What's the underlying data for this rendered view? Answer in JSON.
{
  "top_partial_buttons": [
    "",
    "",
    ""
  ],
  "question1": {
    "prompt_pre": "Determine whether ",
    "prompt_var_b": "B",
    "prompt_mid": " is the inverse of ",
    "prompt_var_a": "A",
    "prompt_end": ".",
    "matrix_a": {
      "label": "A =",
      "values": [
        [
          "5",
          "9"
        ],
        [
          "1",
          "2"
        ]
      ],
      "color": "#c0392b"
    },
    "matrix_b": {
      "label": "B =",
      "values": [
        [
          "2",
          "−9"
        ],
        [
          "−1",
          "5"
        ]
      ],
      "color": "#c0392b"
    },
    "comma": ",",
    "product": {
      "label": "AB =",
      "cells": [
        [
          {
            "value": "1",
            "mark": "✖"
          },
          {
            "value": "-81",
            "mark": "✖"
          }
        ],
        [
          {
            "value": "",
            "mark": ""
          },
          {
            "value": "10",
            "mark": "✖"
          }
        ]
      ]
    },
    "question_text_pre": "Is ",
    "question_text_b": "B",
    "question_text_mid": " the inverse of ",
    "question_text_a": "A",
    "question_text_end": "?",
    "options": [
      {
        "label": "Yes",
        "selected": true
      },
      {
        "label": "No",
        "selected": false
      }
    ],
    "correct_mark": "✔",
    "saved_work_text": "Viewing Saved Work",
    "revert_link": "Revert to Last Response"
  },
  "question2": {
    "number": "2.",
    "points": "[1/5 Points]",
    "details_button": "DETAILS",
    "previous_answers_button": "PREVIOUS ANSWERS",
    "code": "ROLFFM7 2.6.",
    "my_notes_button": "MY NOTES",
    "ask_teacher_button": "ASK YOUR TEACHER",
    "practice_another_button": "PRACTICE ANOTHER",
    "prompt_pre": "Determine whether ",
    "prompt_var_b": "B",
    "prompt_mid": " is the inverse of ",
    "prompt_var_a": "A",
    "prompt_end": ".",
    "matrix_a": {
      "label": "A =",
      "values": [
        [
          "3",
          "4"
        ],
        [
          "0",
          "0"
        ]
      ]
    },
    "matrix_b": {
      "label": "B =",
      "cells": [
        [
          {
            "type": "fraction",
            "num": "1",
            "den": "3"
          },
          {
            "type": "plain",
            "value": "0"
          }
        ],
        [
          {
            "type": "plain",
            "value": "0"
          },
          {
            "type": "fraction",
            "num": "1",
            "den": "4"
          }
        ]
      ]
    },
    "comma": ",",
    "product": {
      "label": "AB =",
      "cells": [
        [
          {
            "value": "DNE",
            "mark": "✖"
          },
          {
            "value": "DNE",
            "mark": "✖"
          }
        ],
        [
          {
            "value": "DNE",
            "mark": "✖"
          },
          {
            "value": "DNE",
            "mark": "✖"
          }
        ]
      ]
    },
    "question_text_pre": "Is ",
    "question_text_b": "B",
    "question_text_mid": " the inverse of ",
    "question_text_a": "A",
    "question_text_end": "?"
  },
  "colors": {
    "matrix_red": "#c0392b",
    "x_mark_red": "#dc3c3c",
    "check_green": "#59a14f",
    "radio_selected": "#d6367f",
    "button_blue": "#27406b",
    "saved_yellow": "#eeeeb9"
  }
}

——

Problem to work on: Each line above must be reproduced exactly as it stands.

Result of this task:
What's the underlying data for this rendered view? Answer in JSON.
{
  "top_partial_buttons": [
    "",
    "",
    ""
  ],
  "question1": {
    "prompt_pre": "Determine whether ",
    "prompt_var_b": "B",
    "prompt_mid": " is the inverse of ",
    "prompt_var_a": "A",
    "prompt_end": ".",
    "matrix_a": {
      "label": "A =",
      "values": [
        [
          "5",
          "9"
        ],
        [
          "1",
          "2"
        ]
      ],
      "color": "#c0392b"
    },
    "matrix_b": {
      "label": "B =",
      "values": [
        [
          "2",
          "−9"
        ],
        [
          "−1",
          "5"
        ]
      ],
      "color": "#c0392b"
    },
    "comma": ",",
    "product": {
      "label": "AB =",
      "cells": [
        [
          {
            "value": "1",
            "mark": "✖"
          },
          {
            "value": "-81",
            "mark": "✖"
          }
        ],
        [
          {
            "value": "",
            "mark": ""
          },
          {
            "value": "10",
            "mark": "✖"
          }
        ]
      ]
    },
    "question_text_pre": "Is ",
    "question_text_b": "B",
    "question_text_mid": " the inverse of ",
    "question_text_a": "A",
    "question_text_end": "?",
    "options": [
      {
        "label": "Yes",
        "selected": true
      },
      {
        "label": "No",
        "selected": false
      }
    ],
    "correct_mark": "✔",
    "saved_work_text": "Viewing Saved Work",
    "revert_link": "Revert to Last Response"
  },
  "question2": {
    "number": "2.",
    "points": "[1/5 Points]",
    "details_button": "DETAILS",
    "previous_answers_button": "PREVIOUS ANSWERS",
    "code": "ROLFFM7 2.6.",
    "my_notes_button": "MY NOTES",
    "ask_teacher_button": "ASK YOUR TEACHER",
    "practice_another_button": "PRACTICE ANOTHER",
    "prompt_pre": "Determine whether ",
    "prompt_var_b": "B",
    "prompt_mid": " is the inverse of ",
    "prompt_var_a": "A",
    "prompt_end": ".",
    "matrix_a": {
      "label": "A =",
      "values": [
        [
          "3",
          "4"
        ],
        [
          "0",
          "0"
        ]
      ]
    },
    "matrix_b": {
      "label": "B =",
      "cells": [
        [
          {
            "type": "fraction",
            "num": "1",
            "den": "3"
          },
          {
            "type": "plain",
            "value": "0"
          }
        ],
        [
          {
            "type": "plain",
            "value": "0"
          },
          {
            "type": "fraction",
            "num": "1",
            "den": "4"
          }
        ]
      ]
    },
    "comma": ",",
    "product": {
      "label": "AB =",
      "cells": [
        [
          {
            "value": "DNE",
            "mark": "✖"
          },
          {
            "value": "DNE",
            "mark": "✖"
          }
        ],
        [
          {
            "value": "DNE",
            "mark": "✖"
          },
          {
            "value": "DNE",
            "mark": "✖"
          }
        ]
      ]
    },
    "question_text_pre": "Is ",
    "question_text_b": "B",
    "question_text_mid": " the inverse of ",
    "question_text_a": "A",
    "question_text_end": "?"
  },
  "colors": {
    "matrix_red": "#c0392b",
    "x_mark_red": "#dc3c3c",
    "check_green": "#59a14f",
    "radio_selected": "#d6367f",
    "button_blue": "#27406b",
    "saved_yellow": "#eeeeb9"
  }
}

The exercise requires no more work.